=== DATA PROVIDED ===
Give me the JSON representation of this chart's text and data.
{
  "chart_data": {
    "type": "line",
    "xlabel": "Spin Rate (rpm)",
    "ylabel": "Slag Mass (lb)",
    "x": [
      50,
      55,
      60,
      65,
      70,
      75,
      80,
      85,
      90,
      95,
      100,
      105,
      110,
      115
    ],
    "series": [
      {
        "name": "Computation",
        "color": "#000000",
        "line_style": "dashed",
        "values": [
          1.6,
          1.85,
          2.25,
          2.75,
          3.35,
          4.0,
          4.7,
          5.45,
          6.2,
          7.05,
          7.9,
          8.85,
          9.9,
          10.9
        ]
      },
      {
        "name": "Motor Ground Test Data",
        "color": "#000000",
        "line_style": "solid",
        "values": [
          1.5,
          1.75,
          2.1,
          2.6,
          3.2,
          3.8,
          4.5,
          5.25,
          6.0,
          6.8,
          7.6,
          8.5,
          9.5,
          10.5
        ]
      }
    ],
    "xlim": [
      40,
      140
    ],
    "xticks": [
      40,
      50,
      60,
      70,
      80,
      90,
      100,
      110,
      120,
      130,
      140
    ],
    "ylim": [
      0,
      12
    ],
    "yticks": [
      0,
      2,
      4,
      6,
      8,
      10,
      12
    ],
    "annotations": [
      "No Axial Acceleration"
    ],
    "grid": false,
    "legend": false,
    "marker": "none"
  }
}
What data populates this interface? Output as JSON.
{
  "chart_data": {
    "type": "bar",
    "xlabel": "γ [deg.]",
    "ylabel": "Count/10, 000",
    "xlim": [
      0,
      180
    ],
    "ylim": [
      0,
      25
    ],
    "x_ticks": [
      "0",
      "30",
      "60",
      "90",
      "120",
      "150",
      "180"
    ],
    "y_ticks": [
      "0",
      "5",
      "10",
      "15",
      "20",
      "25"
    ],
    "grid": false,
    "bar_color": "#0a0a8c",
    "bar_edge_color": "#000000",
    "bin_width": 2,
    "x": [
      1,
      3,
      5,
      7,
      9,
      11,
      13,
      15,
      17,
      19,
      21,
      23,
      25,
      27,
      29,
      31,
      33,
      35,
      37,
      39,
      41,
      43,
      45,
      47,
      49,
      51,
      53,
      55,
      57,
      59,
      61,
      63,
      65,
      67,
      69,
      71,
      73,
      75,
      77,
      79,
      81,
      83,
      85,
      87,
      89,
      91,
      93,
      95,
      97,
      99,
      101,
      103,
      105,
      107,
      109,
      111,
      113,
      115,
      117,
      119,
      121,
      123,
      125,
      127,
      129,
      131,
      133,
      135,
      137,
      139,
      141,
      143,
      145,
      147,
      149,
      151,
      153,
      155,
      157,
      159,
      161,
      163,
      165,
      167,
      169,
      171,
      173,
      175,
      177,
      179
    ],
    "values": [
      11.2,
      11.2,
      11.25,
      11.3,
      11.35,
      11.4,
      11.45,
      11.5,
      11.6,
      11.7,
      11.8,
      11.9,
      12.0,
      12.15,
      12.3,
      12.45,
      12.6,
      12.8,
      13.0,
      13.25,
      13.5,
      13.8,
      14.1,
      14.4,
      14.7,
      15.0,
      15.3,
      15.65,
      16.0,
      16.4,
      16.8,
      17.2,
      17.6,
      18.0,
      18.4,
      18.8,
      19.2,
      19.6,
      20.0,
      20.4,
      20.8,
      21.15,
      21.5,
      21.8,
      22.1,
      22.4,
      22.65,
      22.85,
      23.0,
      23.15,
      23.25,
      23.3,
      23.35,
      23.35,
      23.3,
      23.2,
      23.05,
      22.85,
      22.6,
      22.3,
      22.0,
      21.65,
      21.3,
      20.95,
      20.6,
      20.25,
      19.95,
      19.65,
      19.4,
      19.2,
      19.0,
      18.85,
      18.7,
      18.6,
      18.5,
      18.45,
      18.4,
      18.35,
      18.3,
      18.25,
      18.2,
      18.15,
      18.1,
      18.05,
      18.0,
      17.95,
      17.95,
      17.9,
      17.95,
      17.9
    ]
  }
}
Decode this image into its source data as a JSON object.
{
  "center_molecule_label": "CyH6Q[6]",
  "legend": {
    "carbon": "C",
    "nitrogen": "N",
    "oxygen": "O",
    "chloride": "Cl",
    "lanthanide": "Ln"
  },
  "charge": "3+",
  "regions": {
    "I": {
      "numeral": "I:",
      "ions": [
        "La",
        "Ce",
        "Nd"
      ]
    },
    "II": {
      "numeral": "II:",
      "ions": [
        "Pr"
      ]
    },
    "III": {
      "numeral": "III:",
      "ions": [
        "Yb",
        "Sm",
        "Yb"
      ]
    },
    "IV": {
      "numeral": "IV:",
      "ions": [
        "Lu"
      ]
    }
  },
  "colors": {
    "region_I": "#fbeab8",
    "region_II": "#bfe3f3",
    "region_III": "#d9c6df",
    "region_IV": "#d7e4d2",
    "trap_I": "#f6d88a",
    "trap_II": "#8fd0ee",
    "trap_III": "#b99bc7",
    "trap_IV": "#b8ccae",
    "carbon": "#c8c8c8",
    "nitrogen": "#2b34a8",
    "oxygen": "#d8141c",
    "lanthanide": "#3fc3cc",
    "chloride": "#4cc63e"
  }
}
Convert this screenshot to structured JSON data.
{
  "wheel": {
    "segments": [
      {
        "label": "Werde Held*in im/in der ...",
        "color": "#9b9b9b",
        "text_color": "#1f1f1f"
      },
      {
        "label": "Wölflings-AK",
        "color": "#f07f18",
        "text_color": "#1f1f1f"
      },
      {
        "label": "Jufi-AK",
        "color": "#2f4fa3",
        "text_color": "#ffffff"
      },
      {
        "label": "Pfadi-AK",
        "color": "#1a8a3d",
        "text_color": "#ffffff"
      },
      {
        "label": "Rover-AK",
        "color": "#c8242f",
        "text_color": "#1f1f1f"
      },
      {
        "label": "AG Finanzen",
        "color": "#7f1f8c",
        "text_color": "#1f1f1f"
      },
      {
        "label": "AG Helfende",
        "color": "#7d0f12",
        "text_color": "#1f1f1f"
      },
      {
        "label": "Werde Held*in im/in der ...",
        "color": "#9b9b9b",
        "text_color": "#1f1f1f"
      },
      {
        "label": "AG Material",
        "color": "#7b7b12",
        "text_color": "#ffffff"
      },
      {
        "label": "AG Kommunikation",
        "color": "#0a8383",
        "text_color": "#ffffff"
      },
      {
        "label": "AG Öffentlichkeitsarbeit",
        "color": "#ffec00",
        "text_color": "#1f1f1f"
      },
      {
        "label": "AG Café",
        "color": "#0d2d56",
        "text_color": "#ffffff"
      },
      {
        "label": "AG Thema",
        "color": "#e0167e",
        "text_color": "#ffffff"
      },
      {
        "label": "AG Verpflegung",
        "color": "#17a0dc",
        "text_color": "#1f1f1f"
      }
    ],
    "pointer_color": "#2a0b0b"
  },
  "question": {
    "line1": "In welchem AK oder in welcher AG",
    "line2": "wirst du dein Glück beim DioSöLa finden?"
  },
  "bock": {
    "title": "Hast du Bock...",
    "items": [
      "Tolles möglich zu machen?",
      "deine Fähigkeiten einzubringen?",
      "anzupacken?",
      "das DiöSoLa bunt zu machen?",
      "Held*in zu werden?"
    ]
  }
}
===
■ **WHAT YOU NEED TO DO**: Transcribe the full listing above without leaving anything out.

■ **EXERCISE RESULT**:
Give me the JSON representation of this chart's text and data.
{
  "chart_data": {
    "type": "line",
    "xlabel": "Spin Rate (rpm)",
    "ylabel": "Slag Mass (lb)",
    "x": [
      50,
      55,
      60,
      65,
      70,
      75,
      80,
      85,
      90,
      95,
      100,
      105,
      110,
      115
    ],
    "series": [
      {
        "name": "Computation",
        "color": "#000000",
        "line_style": "dashed",
        "values": [
          1.6,
          1.85,
          2.25,
          2.75,
          3.35,
          4.0,
          4.7,
          5.45,
          6.2,
          7.05,
          7.9,
          8.85,
          9.9,
          10.9
        ]
      },
      {
        "name": "Motor Ground Test Data",
        "color": "#000000",
        "line_style": "solid",
        "values": [
          1.5,
          1.75,
          2.1,
          2.6,
          3.2,
          3.8,
          4.5,
          5.25,
          6.0,
          6.8,
          7.6,
          8.5,
          9.5,
          10.5
        ]
      }
    ],
    "xlim": [
      40,
      140
    ],
    "xticks": [
      40,
      50,
      60,
      70,
      80,
      90,
      100,
      110,
      120,
      130,
      140
    ],
    "ylim": [
      0,
      12
    ],
    "yticks": [
      0,
      2,
      4,
      6,
      8,
      10,
      12
    ],
    "annotations": [
      "No Axial Acceleration"
    ],
    "grid": false,
    "legend": false,
    "marker": "none"
  }
}
What data populates this interface? Output as JSON.
{
  "chart_data": {
    "type": "bar",
    "xlabel": "γ [deg.]",
    "ylabel": "Count/10, 000",
    "xlim": [
      0,
      180
    ],
    "ylim": [
      0,
      25
    ],
    "x_ticks": [
      "0",
      "30",
      "60",
      "90",
      "120",
      "150",
      "180"
    ],
    "y_ticks": [
      "0",
      "5",
      "10",
      "15",
      "20",
      "25"
    ],
    "grid": false,
    "bar_color": "#0a0a8c",
    "bar_edge_color": "#000000",
    "bin_width": 2,
    "x": [
      1,
      3,
      5,
      7,
      9,
      11,
      13,
      15,
      17,
      19,
      21,
      23,
      25,
      27,
      29,
      31,
      33,
      35,
      37,
      39,
      41,
      43,
      45,
      47,
      49,
      51,
      53,
      55,
      57,
      59,
      61,
      63,
      65,
      67,
      69,
      71,
      73,
      75,
      77,
      79,
      81,
      83,
      85,
      87,
      89,
      91,
      93,
      95,
      97,
      99,
      101,
      103,
      105,
      107,
      109,
      111,
      113,
      115,
      117,
      119,
      121,
      123,
      125,
      127,
      129,
      131,
      133,
      135,
      137,
      139,
      141,
      143,
      145,
      147,
      149,
      151,
      153,
      155,
      157,
      159,
      161,
      163,
      165,
      167,
      169,
      171,
      173,
      175,
      177,
      179
    ],
    "values": [
      11.2,
      11.2,
      11.25,
      11.3,
      11.35,
      11.4,
      11.45,
      11.5,
      11.6,
      11.7,
      11.8,
      11.9,
      12.0,
      12.15,
      12.3,
      12.45,
      12.6,
      12.8,
      13.0,
      13.25,
      13.5,
      13.8,
      14.1,
      14.4,
      14.7,
      15.0,
      15.3,
      15.65,
      16.0,
      16.4,
      16.8,
      17.2,
      17.6,
      18.0,
      18.4,
      18.8,
      19.2,
      19.6,
      20.0,
      20.4,
      20.8,
      21.15,
      21.5,
      21.8,
      22.1,
      22.4,
      22.65,
      22.85,
      23.0,
      23.15,
      23.25,
      23.3,
      23.35,
      23.35,
      23.3,
      23.2,
      23.05,
      22.85,
      22.6,
      22.3,
      22.0,
      21.65,
      21.3,
      20.95,
      20.6,
      20.25,
      19.95,
      19.65,
      19.4,
      19.2,
      19.0,
      18.85,
      18.7,
      18.6,
      18.5,
      18.45,
      18.4,
      18.35,
      18.3,
      18.25,
      18.2,
      18.15,
      18.1,
      18.05,
      18.0,
      17.95,
      17.95,
      17.9,
      17.95,
      17.9
    ]
  }
}
Decode this image into its source data as a JSON object.
{
  "center_molecule_label": "CyH6Q[6]",
  "legend": {
    "carbon": "C",
    "nitrogen": "N",
    "oxygen": "O",
    "chloride": "Cl",
    "lanthanide": "Ln"
  },
  "charge": "3+",
  "regions": {
    "I": {
      "numeral": "I:",
      "ions": [
        "La",
        "Ce",
        "Nd"
      ]
    },
    "II": {
      "numeral": "II:",
      "ions": [
        "Pr"
      ]
    },
    "III": {
      "numeral": "III:",
      "ions": [
        "Yb",
        "Sm",
        "Yb"
      ]
    },
    "IV": {
      "numeral": "IV:",
      "ions": [
        "Lu"
      ]
    }
  },
  "colors": {
    "region_I": "#fbeab8",
    "region_II": "#bfe3f3",
    "region_III": "#d9c6df",
    "region_IV": "#d7e4d2",
    "trap_I": "#f6d88a",
    "trap_II": "#8fd0ee",
    "trap_III": "#b99bc7",
    "trap_IV": "#b8ccae",
    "carbon": "#c8c8c8",
    "nitrogen": "#2b34a8",
    "oxygen": "#d8141c",
    "lanthanide": "#3fc3cc",
    "chloride": "#4cc63e"
  }
}
Convert this screenshot to structured JSON data.
{
  "wheel": {
    "segments": [
      {
        "label": "Werde Held*in im/in der ...",
        "color": "#9b9b9b",
        "text_color": "#1f1f1f"
      },
      {
        "label": "Wölflings-AK",
        "color": "#f07f18",
        "text_color": "#1f1f1f"
      },
      {
        "label": "Jufi-AK",
        "color": "#2f4fa3",
        "text_color": "#ffffff"
      },
      {
        "label": "Pfadi-AK",
        "color": "#1a8a3d",
        "text_color": "#ffffff"
      },
      {
        "label": "Rover-AK",
        "color": "#c8242f",
        "text_color": "#1f1f1f"
      },
      {
        "label": "AG Finanzen",
        "color": "#7f1f8c",
        "text_color": "#1f1f1f"
      },
      {
        "label": "AG Helfende",
        "color": "#7d0f12",
        "text_color": "#1f1f1f"
      },
      {
        "label": "Werde Held*in im/in der ...",
        "color": "#9b9b9b",
        "text_color": "#1f1f1f"
      },
      {
        "label": "AG Material",
        "color": "#7b7b12",
        "text_color": "#ffffff"
      },
      {
        "label": "AG Kommunikation",
        "color": "#0a8383",
        "text_color": "#ffffff"
      },
      {
        "label": "AG Öffentlichkeitsarbeit",
        "color": "#ffec00",
        "text_color": "#1f1f1f"
      },
      {
        "label": "AG Café",
        "color": "#0d2d56",
        "text_color": "#ffffff"
      },
      {
        "label": "AG Thema",
        "color": "#e0167e",
        "text_color": "#ffffff"
      },
      {
        "label": "AG Verpflegung",
        "color": "#17a0dc",
        "text_color": "#1f1f1f"
      }
    ],
    "pointer_color": "#2a0b0b"
  },
  "question": {
    "line1": "In welchem AK oder in welcher AG",
    "line2": "wirst du dein Glück beim DioSöLa finden?"
  },
  "bock": {
    "title": "Hast du Bock...",
    "items": [
      "Tolles möglich zu machen?",
      "deine Fähigkeiten einzubringen?",
      "anzupacken?",
      "das DiöSoLa bunt zu machen?",
      "Held*in zu werden?"
    ]
  }
}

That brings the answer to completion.